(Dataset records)
******
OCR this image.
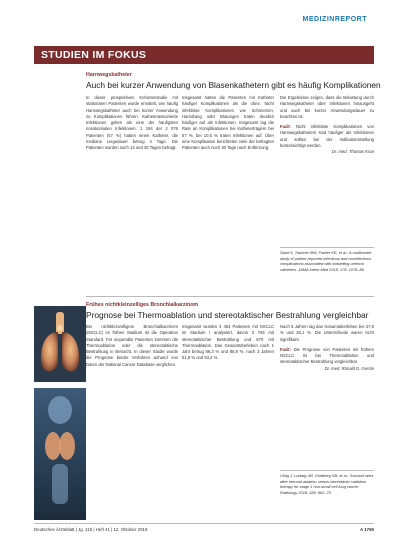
MEDIZINREPORT
STUDIEN IM FOKUS
Harnwegskatheter
Auch bei kurzer Anwendung von Blasenkathetern gibt es häufig Komplikationen

In dieser prospektiven Kohortenstudie mit stationären Patienten wurde ermittelt, wie häufig Harnwegskatheter auch bei kurzer Anwendung zu Komplikationen führen. Katheterassoziierte Infektionen gelten als eine der häufigsten nosokomialen Infektionen. 1 194 der 2 076 Patienten (57 %) hatten einen Katheter, die mediane Liegedauer betrug 4 Tage. Die Patienten wurden nach 14 und 30 Tagen befragt.

Insgesamt hatten die Patienten mit Katheter häufiger Komplikationen als die ohne. Nicht infektiöse Komplikationen wie Schmerzen, Harndrang oder Blutungen traten deutlich häufiger auf als Infektionen. Insgesamt lag die Rate an Komplikationen bei Katheterträgern bei 57 %, bei 10,5 % traten Infektionen auf. Über eine Komplikation berichteten viele der befragten Patienten auch noch 30 Tage nach Entfernung.

Die Ergebnisse zeigen, dass die Belastung durch Harnwegskatheter über Infektionen hinausgeht und auch bei kurzer Anwendungsdauer zu beachten ist.

Fazit: Nicht infektiöse Komplikationen von Harnwegskathetern sind häufiger als Infektionen und sollten bei der Indikationsstellung berücksichtigt werden.

Dr. med. Thomas Kron

Saint S, Trautner BW, Fowler KE, et al.: A multicenter study of patient-reported infectious and noninfectious complications associated with indwelling urethral catheters. JAMA Intern Med 2018; 178: 1078–85.
Frühes nichtkleinzelliges Bronchialkarzinom
Prognose bei Thermoablation und stereotaktischer Bestrahlung vergleichbar

Bei nichtkleinzelligem Bronchialkarzinom (NSCLC) im frühen Stadium ist die Operation Standard. Für inoperable Patienten kommen die Thermoablation oder die stereotaktische Bestrahlung in Betracht. In dieser Studie wurde die Prognose beider Verfahren anhand von Daten der National Cancer Database verglichen.

Insgesamt wurden 4 454 Patienten mit NSCLC im Stadium I analysiert, davon 3 784 mit stereotaktischer Bestrahlung und 670 mit Thermoablation. Das Gesamtüberleben nach 1 Jahr betrug 86,3 % und 85,8 %, nach 3 Jahren 51,8 % und 53,2 %.

Nach 5 Jahren lag das Gesamtüberleben bei 27,6 % und 28,1 %. Die Unterschiede waren nicht signifikant.

Fazit: Die Prognose von Patienten mit frühem NSCLC ist bei Thermoablation und stereotaktischer Bestrahlung vergleichbar.

Dr. med. Ronald D. Gerste

Uhlig J, Ludwig JM, Goldberg SB, et al.: Survival rates after thermal ablation versus stereotactic radiation therapy for stage 1 non-small cell lung cancer. Radiology 2018; 289: 862–70.
Deutsches Ärzteblatt | Jg. 115 | Heft 41 | 12. Oktober 2018	A 1765
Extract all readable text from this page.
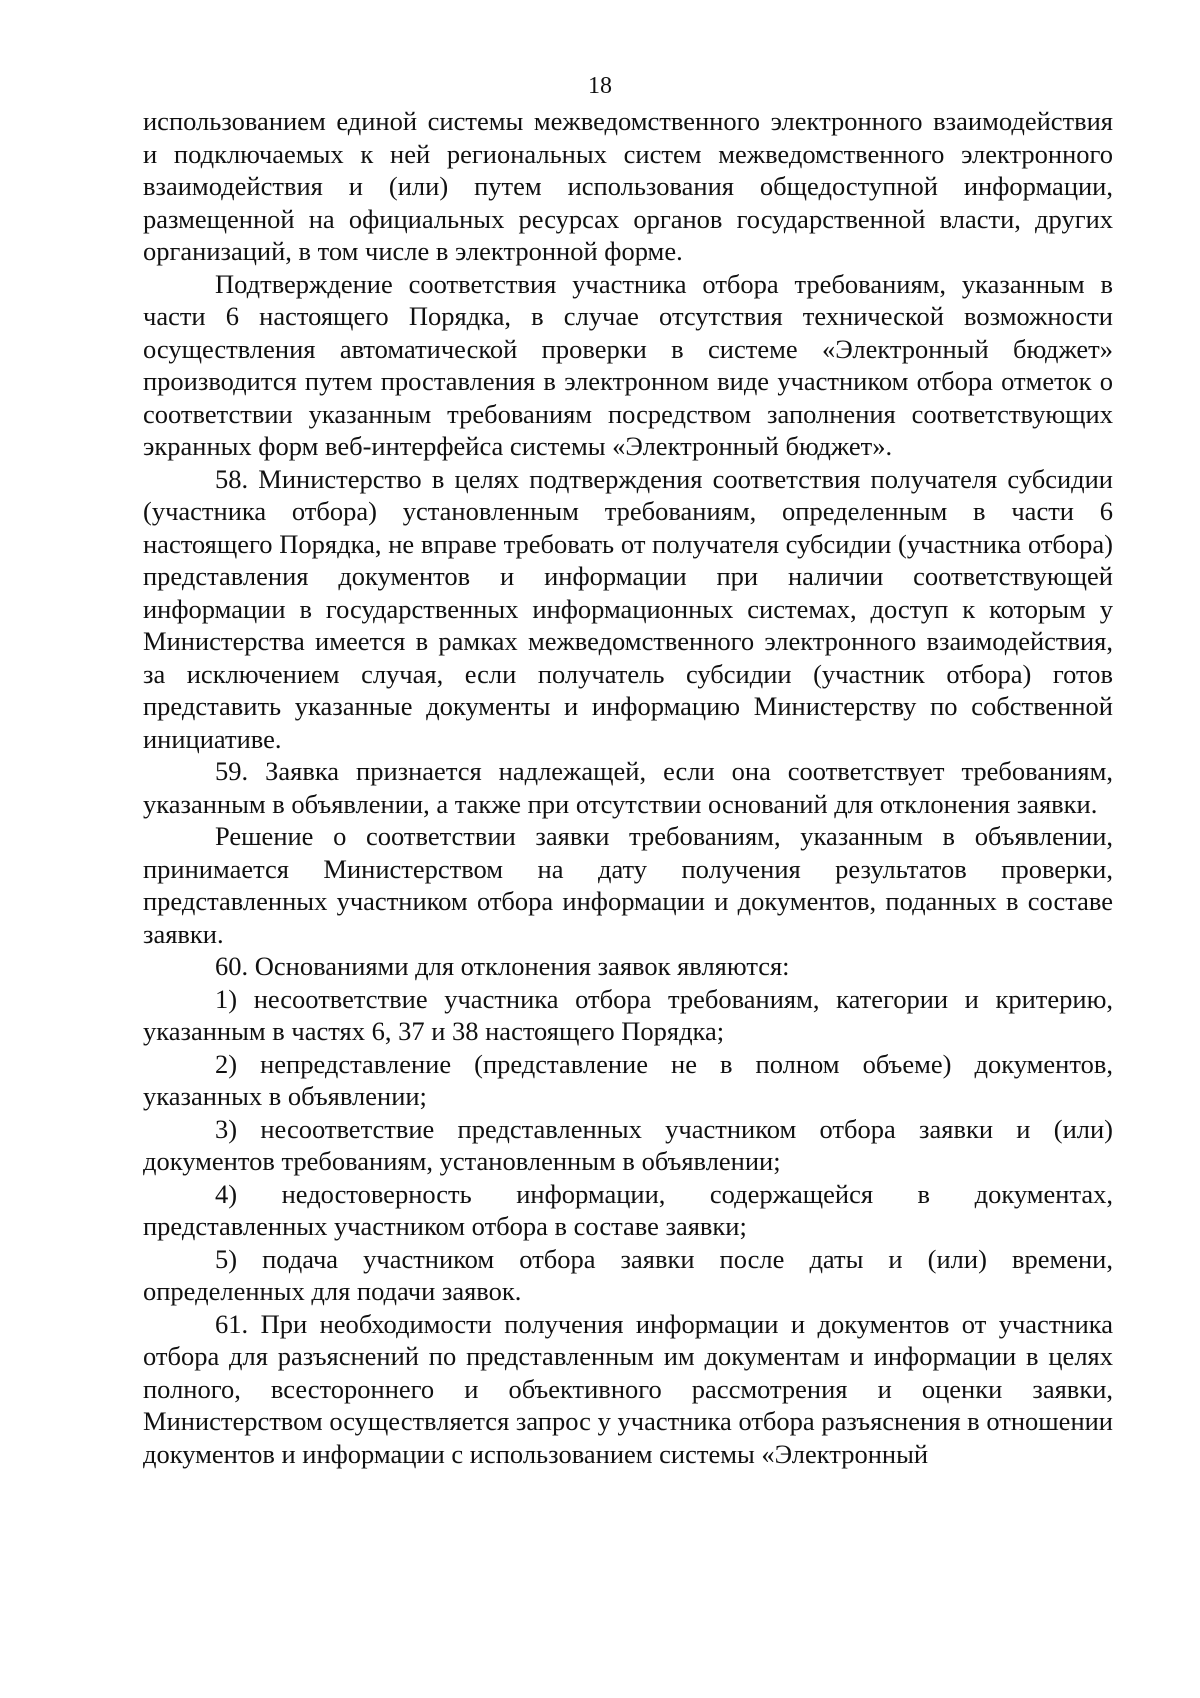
18

использованием единой системы межведомственного электронного взаимодействия и подключаемых к ней региональных систем межведомственного электронного взаимодействия и (или) путем использования общедоступной информации, размещенной на официальных ресурсах органов государственной власти, других организаций, в том числе в электронной форме.

Подтверждение соответствия участника отбора требованиям, указанным в части 6 настоящего Порядка, в случае отсутствия технической возможности осуществления автоматической проверки в системе «Электронный бюджет» производится путем проставления в электронном виде участником отбора отметок о соответствии указанным требованиям посредством заполнения соответствующих экранных форм веб-интерфейса системы «Электронный бюджет».

58. Министерство в целях подтверждения соответствия получателя субсидии (участника отбора) установленным требованиям, определенным в части 6 настоящего Порядка, не вправе требовать от получателя субсидии (участника отбора) представления документов и информации при наличии соответствующей информации в государственных информационных системах, доступ к которым у Министерства имеется в рамках межведомственного электронного взаимодействия, за исключением случая, если получатель субсидии (участник отбора) готов представить указанные документы и информацию Министерству по собственной инициативе.

59. Заявка признается надлежащей, если она соответствует требованиям, указанным в объявлении, а также при отсутствии оснований для отклонения заявки.

Решение о соответствии заявки требованиям, указанным в объявлении, принимается Министерством на дату получения результатов проверки, представленных участником отбора информации и документов, поданных в составе заявки.

60. Основаниями для отклонения заявок являются:

1) несоответствие участника отбора требованиям, категории и критерию, указанным в частях 6, 37 и 38 настоящего Порядка;

2) непредставление (представление не в полном объеме) документов, указанных в объявлении;

3) несоответствие представленных участником отбора заявки и (или) документов требованиям, установленным в объявлении;

4) недостоверность информации, содержащейся в документах, представленных участником отбора в составе заявки;

5) подача участником отбора заявки после даты и (или) времени, определенных для подачи заявок.

61. При необходимости получения информации и документов от участника отбора для разъяснений по представленным им документам и информации в целях полного, всестороннего и объективного рассмотрения и оценки заявки, Министерством осуществляется запрос у участника отбора разъяснения в отношении документов и информации с использованием системы «Электронный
******
◆ Instruction ◆
Make an exact copy of the records above, with the pictures left out.

◆ Task solution ◆
OCR this image.
MEDIZINREPORT
STUDIEN IM FOKUS
Harnwegskatheter
Auch bei kurzer Anwendung von Blasenkathetern gibt es häufig Komplikationen

In dieser prospektiven Kohortenstudie mit stationären Patienten wurde ermittelt, wie häufig Harnwegskatheter auch bei kurzer Anwendung zu Komplikationen führen. Katheterassoziierte Infektionen gelten als eine der häufigsten nosokomialen Infektionen. 1 194 der 2 076 Patienten (57 %) hatten einen Katheter, die mediane Liegedauer betrug 4 Tage. Die Patienten wurden nach 14 und 30 Tagen befragt.

Insgesamt hatten die Patienten mit Katheter häufiger Komplikationen als die ohne. Nicht infektiöse Komplikationen wie Schmerzen, Harndrang oder Blutungen traten deutlich häufiger auf als Infektionen. Insgesamt lag die Rate an Komplikationen bei Katheterträgern bei 57 %, bei 10,5 % traten Infektionen auf. Über eine Komplikation berichteten viele der befragten Patienten auch noch 30 Tage nach Entfernung.

Die Ergebnisse zeigen, dass die Belastung durch Harnwegskatheter über Infektionen hinausgeht und auch bei kurzer Anwendungsdauer zu beachten ist.

Fazit: Nicht infektiöse Komplikationen von Harnwegskathetern sind häufiger als Infektionen und sollten bei der Indikationsstellung berücksichtigt werden.

Dr. med. Thomas Kron

Saint S, Trautner BW, Fowler KE, et al.: A multicenter study of patient-reported infectious and noninfectious complications associated with indwelling urethral catheters. JAMA Intern Med 2018; 178: 1078–85.
Frühes nichtkleinzelliges Bronchialkarzinom
Prognose bei Thermoablation und stereotaktischer Bestrahlung vergleichbar

Bei nichtkleinzelligem Bronchialkarzinom (NSCLC) im frühen Stadium ist die Operation Standard. Für inoperable Patienten kommen die Thermoablation oder die stereotaktische Bestrahlung in Betracht. In dieser Studie wurde die Prognose beider Verfahren anhand von Daten der National Cancer Database verglichen.

Insgesamt wurden 4 454 Patienten mit NSCLC im Stadium I analysiert, davon 3 784 mit stereotaktischer Bestrahlung und 670 mit Thermoablation. Das Gesamtüberleben nach 1 Jahr betrug 86,3 % und 85,8 %, nach 3 Jahren 51,8 % und 53,2 %.

Nach 5 Jahren lag das Gesamtüberleben bei 27,6 % und 28,1 %. Die Unterschiede waren nicht signifikant.

Fazit: Die Prognose von Patienten mit frühem NSCLC ist bei Thermoablation und stereotaktischer Bestrahlung vergleichbar.

Dr. med. Ronald D. Gerste

Uhlig J, Ludwig JM, Goldberg SB, et al.: Survival rates after thermal ablation versus stereotactic radiation therapy for stage 1 non-small cell lung cancer. Radiology 2018; 289: 862–70.
Deutsches Ärzteblatt | Jg. 115 | Heft 41 | 12. Oktober 2018	A 1765
Extract all readable text from this page.
18

использованием единой системы межведомственного электронного взаимодействия и подключаемых к ней региональных систем межведомственного электронного взаимодействия и (или) путем использования общедоступной информации, размещенной на официальных ресурсах органов государственной власти, других организаций, в том числе в электронной форме.

Подтверждение соответствия участника отбора требованиям, указанным в части 6 настоящего Порядка, в случае отсутствия технической возможности осуществления автоматической проверки в системе «Электронный бюджет» производится путем проставления в электронном виде участником отбора отметок о соответствии указанным требованиям посредством заполнения соответствующих экранных форм веб-интерфейса системы «Электронный бюджет».

58. Министерство в целях подтверждения соответствия получателя субсидии (участника отбора) установленным требованиям, определенным в части 6 настоящего Порядка, не вправе требовать от получателя субсидии (участника отбора) представления документов и информации при наличии соответствующей информации в государственных информационных системах, доступ к которым у Министерства имеется в рамках межведомственного электронного взаимодействия, за исключением случая, если получатель субсидии (участник отбора) готов представить указанные документы и информацию Министерству по собственной инициативе.

59. Заявка признается надлежащей, если она соответствует требованиям, указанным в объявлении, а также при отсутствии оснований для отклонения заявки.

Решение о соответствии заявки требованиям, указанным в объявлении, принимается Министерством на дату получения результатов проверки, представленных участником отбора информации и документов, поданных в составе заявки.

60. Основаниями для отклонения заявок являются:

1) несоответствие участника отбора требованиям, категории и критерию, указанным в частях 6, 37 и 38 настоящего Порядка;

2) непредставление (представление не в полном объеме) документов, указанных в объявлении;

3) несоответствие представленных участником отбора заявки и (или) документов требованиям, установленным в объявлении;

4) недостоверность информации, содержащейся в документах, представленных участником отбора в составе заявки;

5) подача участником отбора заявки после даты и (или) времени, определенных для подачи заявок.

61. При необходимости получения информации и документов от участника отбора для разъяснений по представленным им документам и информации в целях полного, всестороннего и объективного рассмотрения и оценки заявки, Министерством осуществляется запрос у участника отбора разъяснения в отношении документов и информации с использованием системы «Электронный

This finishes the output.